Figure content listings

[START]

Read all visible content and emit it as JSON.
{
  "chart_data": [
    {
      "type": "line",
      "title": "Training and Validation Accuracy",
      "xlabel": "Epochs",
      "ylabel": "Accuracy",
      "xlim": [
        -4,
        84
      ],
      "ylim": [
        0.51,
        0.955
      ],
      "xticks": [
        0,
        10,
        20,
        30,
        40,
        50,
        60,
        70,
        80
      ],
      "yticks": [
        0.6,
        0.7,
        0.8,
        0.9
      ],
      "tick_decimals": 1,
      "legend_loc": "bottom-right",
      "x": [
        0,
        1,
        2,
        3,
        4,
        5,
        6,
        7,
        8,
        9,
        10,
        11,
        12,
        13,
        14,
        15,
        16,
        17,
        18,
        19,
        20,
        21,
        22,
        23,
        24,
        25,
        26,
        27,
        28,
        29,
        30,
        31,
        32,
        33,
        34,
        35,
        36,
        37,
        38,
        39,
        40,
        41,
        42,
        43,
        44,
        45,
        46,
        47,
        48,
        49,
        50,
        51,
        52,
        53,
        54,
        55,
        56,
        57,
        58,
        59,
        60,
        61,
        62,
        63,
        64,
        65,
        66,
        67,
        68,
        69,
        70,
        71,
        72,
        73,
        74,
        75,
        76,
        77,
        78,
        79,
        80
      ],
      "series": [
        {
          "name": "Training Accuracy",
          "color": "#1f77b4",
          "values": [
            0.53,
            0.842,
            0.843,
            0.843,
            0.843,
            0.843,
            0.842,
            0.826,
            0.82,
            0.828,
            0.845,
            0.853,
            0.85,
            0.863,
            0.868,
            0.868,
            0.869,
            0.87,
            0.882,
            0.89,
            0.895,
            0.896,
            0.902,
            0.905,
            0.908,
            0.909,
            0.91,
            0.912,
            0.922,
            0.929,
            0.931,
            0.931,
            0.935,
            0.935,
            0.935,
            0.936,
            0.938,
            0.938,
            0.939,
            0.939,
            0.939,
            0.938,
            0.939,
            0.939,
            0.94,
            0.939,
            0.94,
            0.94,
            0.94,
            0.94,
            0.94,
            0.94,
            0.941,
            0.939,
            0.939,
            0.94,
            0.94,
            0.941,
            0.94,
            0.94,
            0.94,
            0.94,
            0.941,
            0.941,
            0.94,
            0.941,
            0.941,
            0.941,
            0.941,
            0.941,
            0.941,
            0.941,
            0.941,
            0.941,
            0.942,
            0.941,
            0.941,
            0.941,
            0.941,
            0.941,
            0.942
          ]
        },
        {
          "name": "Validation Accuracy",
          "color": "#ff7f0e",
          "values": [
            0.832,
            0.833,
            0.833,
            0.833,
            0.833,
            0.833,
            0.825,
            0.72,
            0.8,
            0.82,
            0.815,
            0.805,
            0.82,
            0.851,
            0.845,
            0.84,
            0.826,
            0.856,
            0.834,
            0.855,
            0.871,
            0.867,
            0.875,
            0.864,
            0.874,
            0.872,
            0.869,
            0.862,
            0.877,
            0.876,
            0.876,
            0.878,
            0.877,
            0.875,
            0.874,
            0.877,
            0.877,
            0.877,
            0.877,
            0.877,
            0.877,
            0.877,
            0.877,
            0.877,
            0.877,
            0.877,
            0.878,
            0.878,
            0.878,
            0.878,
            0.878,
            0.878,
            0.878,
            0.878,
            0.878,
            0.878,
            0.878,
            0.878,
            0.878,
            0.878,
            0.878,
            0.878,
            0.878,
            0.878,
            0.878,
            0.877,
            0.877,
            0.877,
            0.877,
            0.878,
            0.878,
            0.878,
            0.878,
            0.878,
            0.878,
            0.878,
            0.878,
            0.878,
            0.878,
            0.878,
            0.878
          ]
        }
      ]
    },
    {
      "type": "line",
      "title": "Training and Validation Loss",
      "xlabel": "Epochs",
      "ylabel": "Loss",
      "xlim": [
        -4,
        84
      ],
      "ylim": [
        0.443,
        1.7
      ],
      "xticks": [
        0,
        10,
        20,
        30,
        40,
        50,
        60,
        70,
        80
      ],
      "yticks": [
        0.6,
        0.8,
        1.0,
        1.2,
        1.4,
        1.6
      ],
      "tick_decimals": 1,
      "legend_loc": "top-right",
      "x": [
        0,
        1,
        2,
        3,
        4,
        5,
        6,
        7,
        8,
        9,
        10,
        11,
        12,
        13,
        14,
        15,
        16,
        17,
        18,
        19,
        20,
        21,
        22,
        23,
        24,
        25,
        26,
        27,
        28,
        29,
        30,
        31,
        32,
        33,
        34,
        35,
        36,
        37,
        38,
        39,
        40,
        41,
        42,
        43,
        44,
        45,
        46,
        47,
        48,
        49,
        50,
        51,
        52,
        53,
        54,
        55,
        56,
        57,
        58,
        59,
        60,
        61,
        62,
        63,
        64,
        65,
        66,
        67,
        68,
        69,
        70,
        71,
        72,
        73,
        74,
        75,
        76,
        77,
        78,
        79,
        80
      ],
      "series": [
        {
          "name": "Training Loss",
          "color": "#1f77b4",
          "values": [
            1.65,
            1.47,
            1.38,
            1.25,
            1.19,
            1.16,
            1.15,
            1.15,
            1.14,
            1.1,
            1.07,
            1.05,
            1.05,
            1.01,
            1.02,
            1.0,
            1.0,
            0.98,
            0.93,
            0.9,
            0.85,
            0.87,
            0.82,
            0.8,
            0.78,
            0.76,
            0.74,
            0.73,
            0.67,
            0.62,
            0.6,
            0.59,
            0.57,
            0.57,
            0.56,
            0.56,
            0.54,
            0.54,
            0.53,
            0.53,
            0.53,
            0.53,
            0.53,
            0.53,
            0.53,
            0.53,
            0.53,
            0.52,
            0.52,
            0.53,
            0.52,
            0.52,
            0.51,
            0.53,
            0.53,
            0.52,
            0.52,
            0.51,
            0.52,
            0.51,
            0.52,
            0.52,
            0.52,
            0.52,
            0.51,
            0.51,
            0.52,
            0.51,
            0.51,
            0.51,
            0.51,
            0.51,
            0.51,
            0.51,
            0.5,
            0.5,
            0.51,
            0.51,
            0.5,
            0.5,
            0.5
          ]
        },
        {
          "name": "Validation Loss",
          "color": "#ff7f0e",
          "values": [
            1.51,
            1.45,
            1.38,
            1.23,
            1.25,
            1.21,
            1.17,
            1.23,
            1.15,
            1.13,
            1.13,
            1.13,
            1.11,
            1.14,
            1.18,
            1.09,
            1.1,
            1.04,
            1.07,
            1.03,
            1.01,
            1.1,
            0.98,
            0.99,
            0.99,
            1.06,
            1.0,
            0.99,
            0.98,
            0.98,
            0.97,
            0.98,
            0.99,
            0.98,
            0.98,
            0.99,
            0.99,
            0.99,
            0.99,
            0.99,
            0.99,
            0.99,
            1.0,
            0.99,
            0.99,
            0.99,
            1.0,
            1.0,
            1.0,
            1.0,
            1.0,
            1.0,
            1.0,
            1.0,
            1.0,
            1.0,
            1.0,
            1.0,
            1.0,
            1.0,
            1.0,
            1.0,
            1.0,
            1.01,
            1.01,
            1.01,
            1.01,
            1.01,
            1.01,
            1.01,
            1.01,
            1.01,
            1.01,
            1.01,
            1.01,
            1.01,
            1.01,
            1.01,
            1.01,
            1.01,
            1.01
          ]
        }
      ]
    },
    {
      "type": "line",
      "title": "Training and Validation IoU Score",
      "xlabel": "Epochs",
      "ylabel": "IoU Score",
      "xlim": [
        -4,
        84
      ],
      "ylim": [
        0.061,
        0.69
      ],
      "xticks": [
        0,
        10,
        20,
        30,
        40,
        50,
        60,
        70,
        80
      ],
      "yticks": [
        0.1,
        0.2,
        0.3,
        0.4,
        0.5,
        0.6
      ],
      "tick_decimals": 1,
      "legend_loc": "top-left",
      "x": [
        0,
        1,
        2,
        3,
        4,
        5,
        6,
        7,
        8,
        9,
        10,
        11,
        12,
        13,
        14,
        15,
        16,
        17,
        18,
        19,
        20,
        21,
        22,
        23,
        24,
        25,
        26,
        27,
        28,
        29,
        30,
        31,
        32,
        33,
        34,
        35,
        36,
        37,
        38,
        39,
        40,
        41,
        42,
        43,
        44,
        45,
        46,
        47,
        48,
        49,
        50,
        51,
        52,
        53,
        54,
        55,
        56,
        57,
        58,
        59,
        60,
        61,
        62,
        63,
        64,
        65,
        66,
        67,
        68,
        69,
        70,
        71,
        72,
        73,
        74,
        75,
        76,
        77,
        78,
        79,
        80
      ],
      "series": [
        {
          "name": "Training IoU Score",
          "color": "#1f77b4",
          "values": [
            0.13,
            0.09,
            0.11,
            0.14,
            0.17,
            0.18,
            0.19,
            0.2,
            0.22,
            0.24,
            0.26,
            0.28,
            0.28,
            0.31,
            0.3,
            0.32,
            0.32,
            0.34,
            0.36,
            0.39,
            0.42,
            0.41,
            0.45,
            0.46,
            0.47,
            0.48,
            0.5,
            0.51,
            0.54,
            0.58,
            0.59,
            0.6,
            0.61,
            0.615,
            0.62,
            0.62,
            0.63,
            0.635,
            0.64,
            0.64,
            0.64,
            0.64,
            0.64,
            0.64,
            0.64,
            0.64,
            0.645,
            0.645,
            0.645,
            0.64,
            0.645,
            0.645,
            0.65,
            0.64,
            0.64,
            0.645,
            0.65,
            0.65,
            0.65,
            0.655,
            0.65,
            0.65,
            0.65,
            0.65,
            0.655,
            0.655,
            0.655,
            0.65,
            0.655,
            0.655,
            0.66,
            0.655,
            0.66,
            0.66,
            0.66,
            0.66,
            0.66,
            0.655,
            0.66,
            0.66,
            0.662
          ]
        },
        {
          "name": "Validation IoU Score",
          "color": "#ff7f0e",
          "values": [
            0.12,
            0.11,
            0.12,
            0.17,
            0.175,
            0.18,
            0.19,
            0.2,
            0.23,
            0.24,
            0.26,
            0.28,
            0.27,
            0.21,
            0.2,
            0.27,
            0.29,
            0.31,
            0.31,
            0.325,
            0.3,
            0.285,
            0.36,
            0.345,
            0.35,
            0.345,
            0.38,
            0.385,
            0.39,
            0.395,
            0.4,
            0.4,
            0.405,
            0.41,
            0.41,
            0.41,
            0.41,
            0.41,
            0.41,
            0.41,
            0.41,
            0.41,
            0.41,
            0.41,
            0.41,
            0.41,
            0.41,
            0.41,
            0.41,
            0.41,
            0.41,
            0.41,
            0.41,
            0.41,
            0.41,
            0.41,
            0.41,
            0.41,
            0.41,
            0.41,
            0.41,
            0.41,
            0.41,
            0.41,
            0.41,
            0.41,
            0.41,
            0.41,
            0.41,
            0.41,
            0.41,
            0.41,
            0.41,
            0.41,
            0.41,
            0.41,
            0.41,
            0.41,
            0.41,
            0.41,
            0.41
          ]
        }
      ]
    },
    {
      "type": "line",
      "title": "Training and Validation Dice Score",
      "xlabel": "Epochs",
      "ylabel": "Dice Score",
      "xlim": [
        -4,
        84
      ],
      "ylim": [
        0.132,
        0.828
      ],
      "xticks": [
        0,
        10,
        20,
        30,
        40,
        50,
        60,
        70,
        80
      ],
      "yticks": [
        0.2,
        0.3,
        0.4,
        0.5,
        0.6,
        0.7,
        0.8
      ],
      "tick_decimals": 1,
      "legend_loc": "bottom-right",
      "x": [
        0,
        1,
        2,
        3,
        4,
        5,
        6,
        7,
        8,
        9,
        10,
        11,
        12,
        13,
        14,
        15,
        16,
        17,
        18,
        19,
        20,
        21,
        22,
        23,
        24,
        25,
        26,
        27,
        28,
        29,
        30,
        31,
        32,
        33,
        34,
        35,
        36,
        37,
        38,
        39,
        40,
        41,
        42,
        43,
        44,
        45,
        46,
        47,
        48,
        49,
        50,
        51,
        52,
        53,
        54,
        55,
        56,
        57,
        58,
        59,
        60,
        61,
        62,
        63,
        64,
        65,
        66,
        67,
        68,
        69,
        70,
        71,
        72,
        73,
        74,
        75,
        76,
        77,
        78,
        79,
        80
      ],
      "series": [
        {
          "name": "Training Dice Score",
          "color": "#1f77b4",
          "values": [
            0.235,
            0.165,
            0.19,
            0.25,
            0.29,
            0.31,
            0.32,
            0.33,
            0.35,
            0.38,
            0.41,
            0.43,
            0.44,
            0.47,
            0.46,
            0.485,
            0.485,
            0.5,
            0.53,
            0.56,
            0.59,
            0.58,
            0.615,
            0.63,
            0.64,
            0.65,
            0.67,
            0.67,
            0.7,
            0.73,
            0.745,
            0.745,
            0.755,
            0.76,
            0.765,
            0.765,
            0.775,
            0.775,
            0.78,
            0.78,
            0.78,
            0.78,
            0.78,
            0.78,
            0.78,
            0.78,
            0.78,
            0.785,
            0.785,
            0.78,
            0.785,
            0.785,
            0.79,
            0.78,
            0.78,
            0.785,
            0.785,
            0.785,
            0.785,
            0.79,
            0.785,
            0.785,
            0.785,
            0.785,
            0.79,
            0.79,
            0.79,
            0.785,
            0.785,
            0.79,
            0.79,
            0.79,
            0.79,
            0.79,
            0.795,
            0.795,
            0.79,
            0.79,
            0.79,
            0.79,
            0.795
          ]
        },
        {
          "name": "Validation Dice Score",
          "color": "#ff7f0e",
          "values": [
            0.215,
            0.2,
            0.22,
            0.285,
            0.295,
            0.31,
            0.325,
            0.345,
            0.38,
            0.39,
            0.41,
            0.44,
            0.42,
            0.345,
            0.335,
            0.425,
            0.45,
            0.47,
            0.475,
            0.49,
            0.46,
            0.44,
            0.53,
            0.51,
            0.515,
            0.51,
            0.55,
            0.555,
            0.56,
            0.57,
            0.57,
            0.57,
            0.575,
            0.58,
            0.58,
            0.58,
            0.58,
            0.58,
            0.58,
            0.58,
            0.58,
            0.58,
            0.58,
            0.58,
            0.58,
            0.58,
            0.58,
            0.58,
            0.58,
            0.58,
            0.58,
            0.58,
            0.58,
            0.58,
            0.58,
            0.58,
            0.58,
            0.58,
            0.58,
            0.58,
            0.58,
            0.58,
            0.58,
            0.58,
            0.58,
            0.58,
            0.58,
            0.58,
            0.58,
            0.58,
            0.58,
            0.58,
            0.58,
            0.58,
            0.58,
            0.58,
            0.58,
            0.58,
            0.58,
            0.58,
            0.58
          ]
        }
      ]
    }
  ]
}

[END]

Exercise goal
Show the lines of the data that hold the word "Dice".

Solution to this task
      "title": "Training and Validation Dice Score",
      "ylabel": "Dice Score",
          "name": "Training Dice Score",
          "name": "Validation Dice Score",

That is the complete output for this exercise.